Data entries
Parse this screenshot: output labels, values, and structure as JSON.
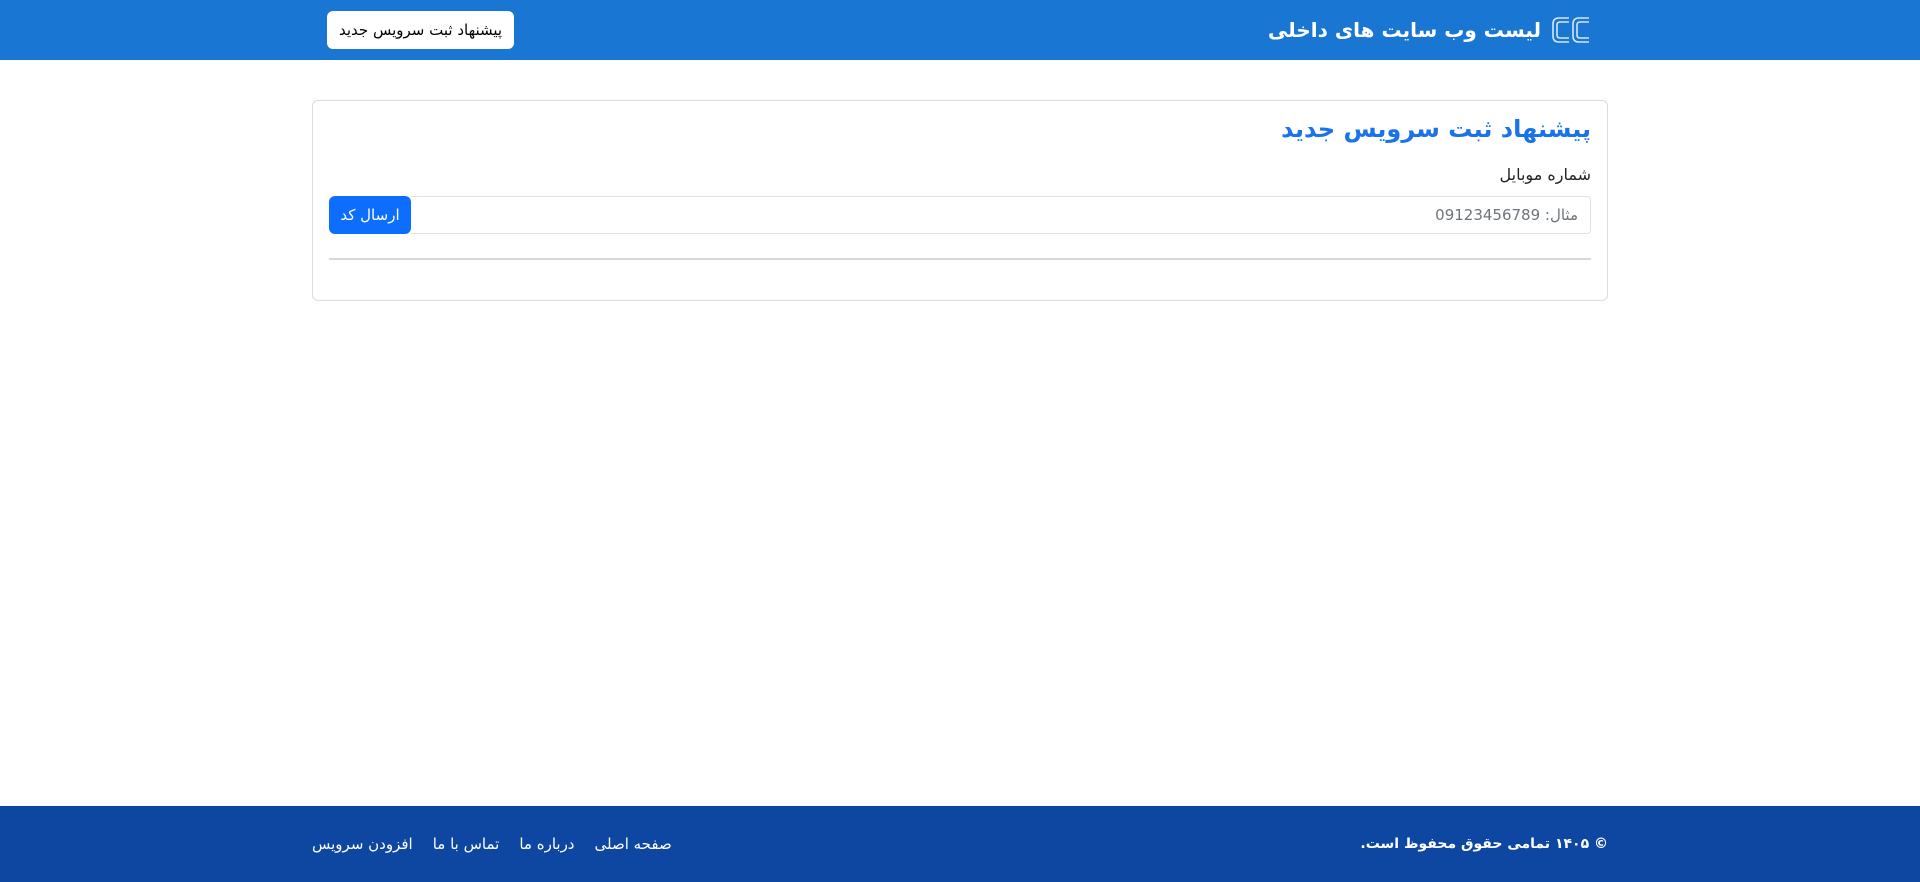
{
  "navbar": {
    "brand_title": "لیست وب سایت های داخلی",
    "brand_logo_icon": "cc-logo-icon",
    "suggest_button": "پیشنهاد ثبت سرویس جدید",
    "bg_color": "#1976d2"
  },
  "main": {
    "card_title": "پیشنهاد ثبت سرویس جدید",
    "mobile_label": "شماره موبایل",
    "mobile_placeholder": "مثال: 09123456789",
    "mobile_value": "",
    "send_code_button": "ارسال کد",
    "accent_color": "#0d6efd"
  },
  "footer": {
    "copyright": "© ۱۴۰۵ تمامی حقوق محفوظ است.",
    "links": [
      {
        "label": "صفحه اصلی"
      },
      {
        "label": "درباره ما"
      },
      {
        "label": "تماس با ما"
      },
      {
        "label": "افزودن سرویس"
      }
    ],
    "bg_color": "#0d47a1"
  }
}
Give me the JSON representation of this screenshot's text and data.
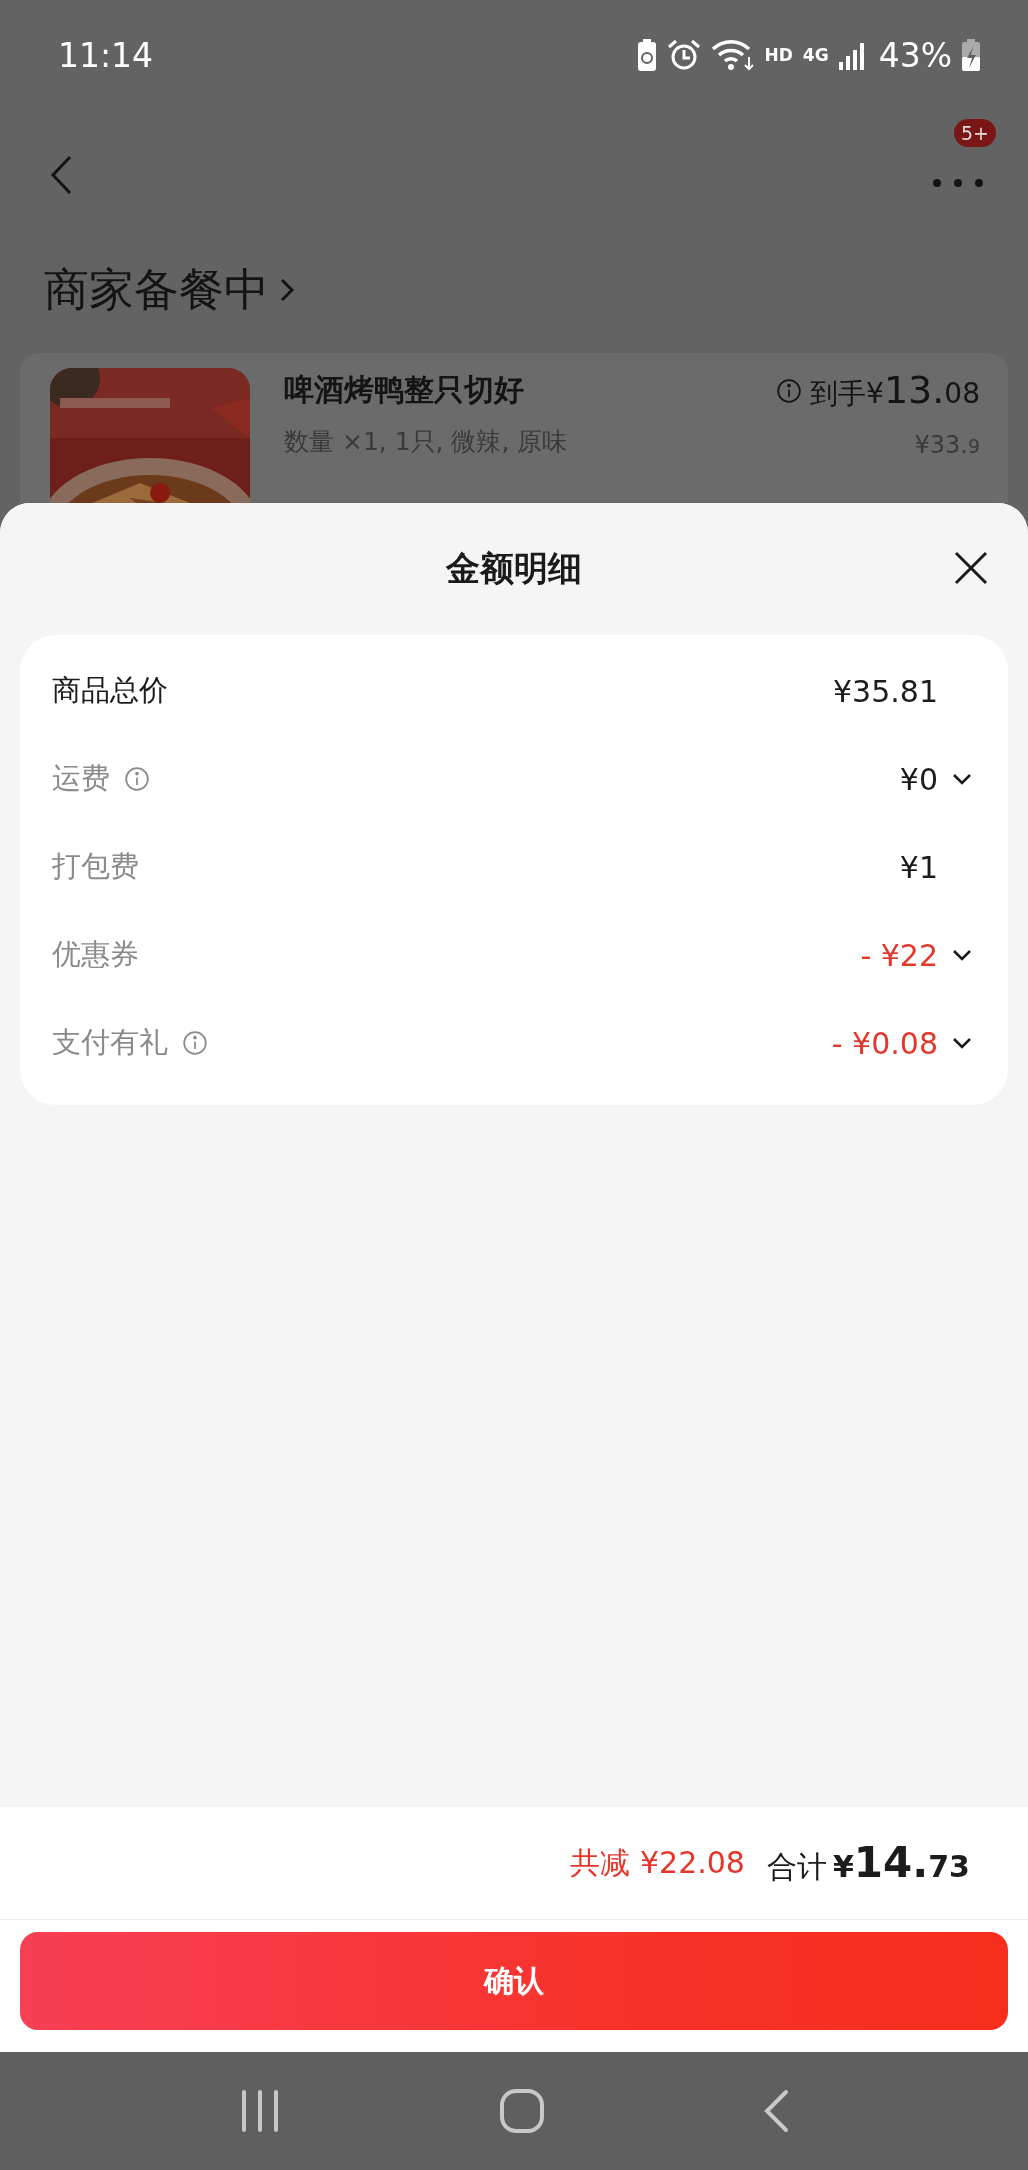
{
  "status_bar": {
    "time": "11:14",
    "wifi_label": "HD",
    "network": "4G",
    "battery": "43%"
  },
  "header": {
    "badge": "5+"
  },
  "order_status": {
    "title": "商家备餐中"
  },
  "product": {
    "name": "啤酒烤鸭整只切好",
    "specs": "数量 ×1, 1只, 微辣, 原味",
    "price": "到手¥13.08",
    "original_price": "¥33.9"
  },
  "sheet": {
    "title": "金额明细",
    "rows": [
      {
        "kind": "subtotal",
        "label": "商品总价",
        "value": "¥35.81",
        "info": false,
        "expandable": false
      },
      {
        "kind": "fee",
        "label": "运费",
        "value": "¥0",
        "info": true,
        "expandable": true
      },
      {
        "kind": "fee",
        "label": "打包费",
        "value": "¥1",
        "info": false,
        "expandable": false
      },
      {
        "kind": "discount",
        "label": "优惠券",
        "value": "- ¥22",
        "info": false,
        "expandable": true
      },
      {
        "kind": "discount",
        "label": "支付有礼",
        "value": "- ¥0.08",
        "info": true,
        "expandable": true
      }
    ]
  },
  "footer": {
    "savings": "共减 ¥22.08",
    "total_label": "合计",
    "total": "¥14.73",
    "confirm": "确认"
  }
}
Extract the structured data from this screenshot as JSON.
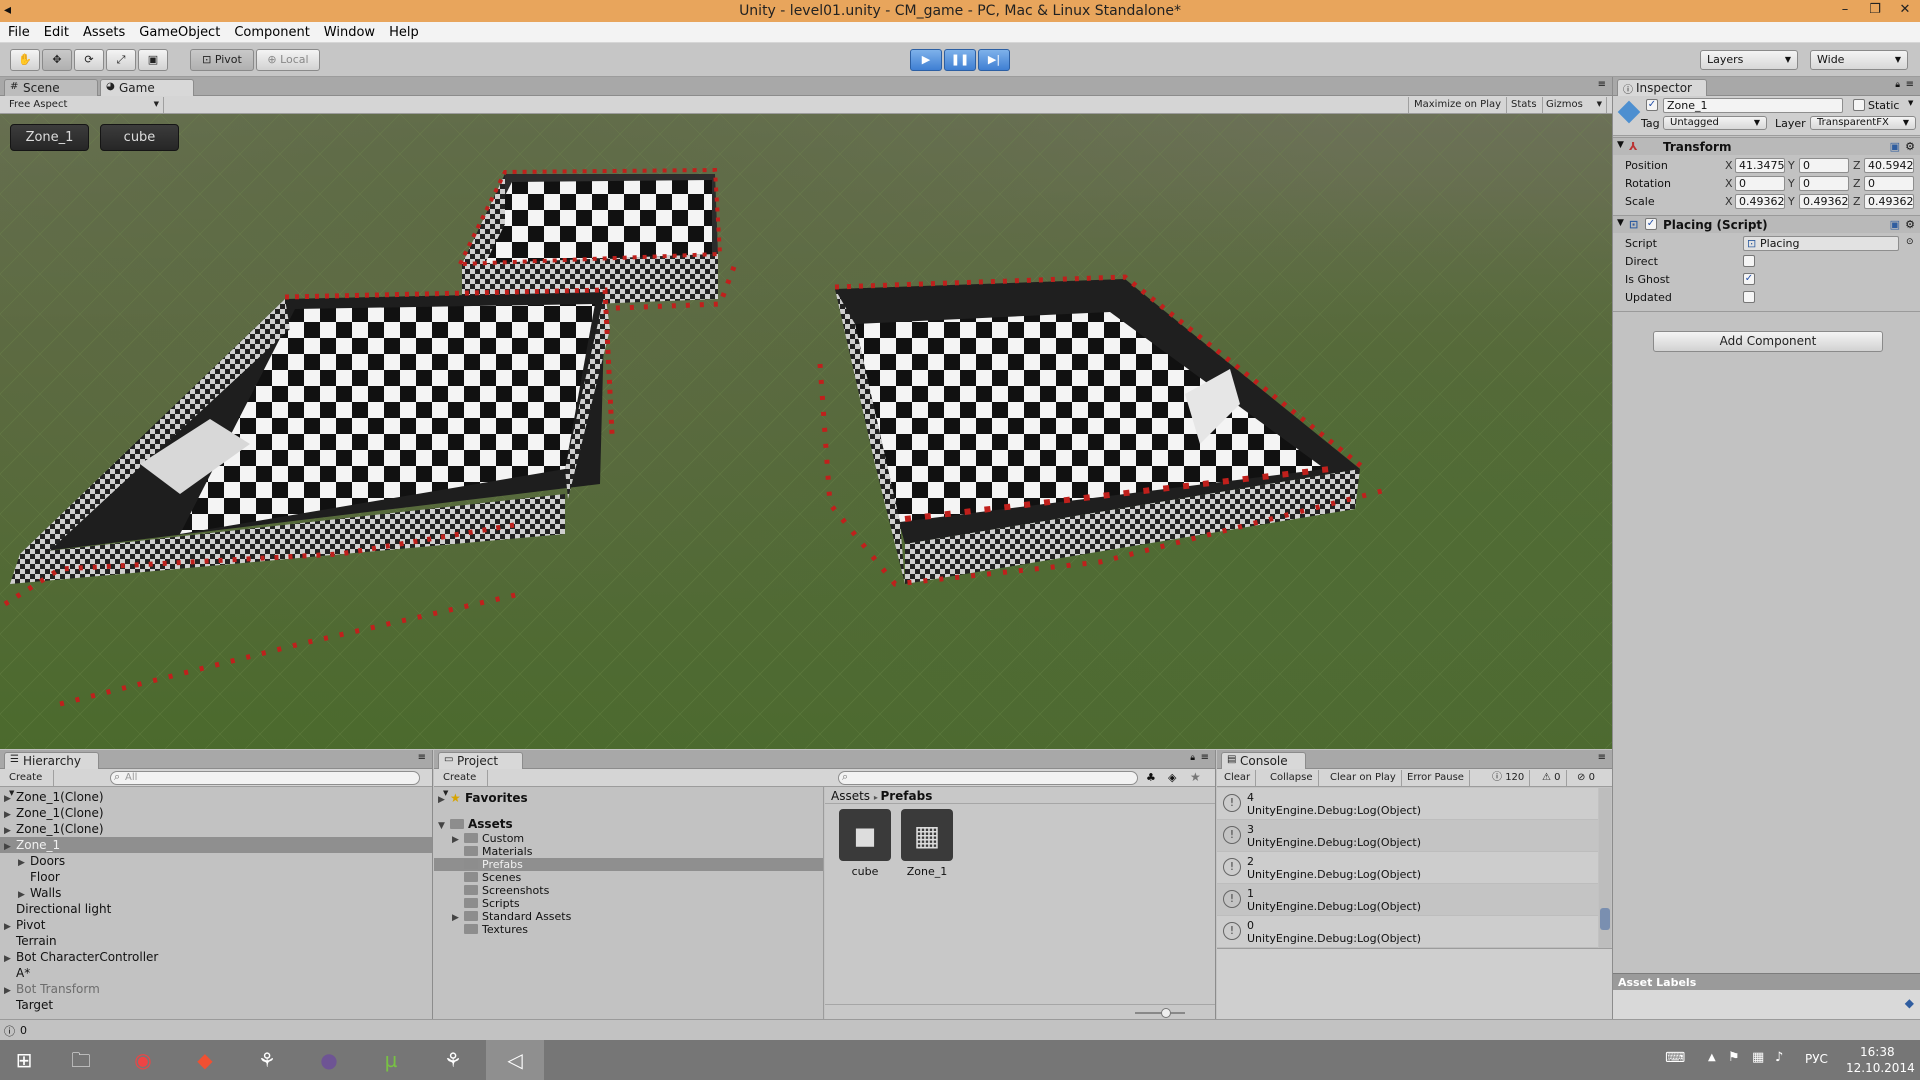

Exercise aim
Print the lines from the one that contains "Give me the" through the last line of the data, exactly and in full, and no other lines. Pictures are not part of the copy.

Answer to the problem
Give me the JSON representation of this screenshot's text and data.
{
  "status_bar": {
    "time": "11:14",
    "wifi_label": "HD",
    "network": "4G",
    "battery": "43%"
  },
  "header": {
    "badge": "5+"
  },
  "order_status": {
    "title": "商家备餐中"
  },
  "product": {
    "name": "啤酒烤鸭整只切好",
    "specs": "数量 ×1, 1只, 微辣, 原味",
    "price": "到手¥13.08",
    "original_price": "¥33.9"
  },
  "sheet": {
    "title": "金额明细",
    "rows": [
      {
        "kind": "subtotal",
        "label": "商品总价",
        "value": "¥35.81",
        "info": false,
        "expandable": false
      },
      {
        "kind": "fee",
        "label": "运费",
        "value": "¥0",
        "info": true,
        "expandable": true
      },
      {
        "kind": "fee",
        "label": "打包费",
        "value": "¥1",
        "info": false,
        "expandable": false
      },
      {
        "kind": "discount",
        "label": "优惠券",
        "value": "- ¥22",
        "info": false,
        "expandable": true
      },
      {
        "kind": "discount",
        "label": "支付有礼",
        "value": "- ¥0.08",
        "info": true,
        "expandable": true
      }
    ]
  },
  "footer": {
    "savings": "共减 ¥22.08",
    "total_label": "合计",
    "total": "¥14.73",
    "confirm": "确认"
  }
}
Extract the structured data from this screenshot as JSON.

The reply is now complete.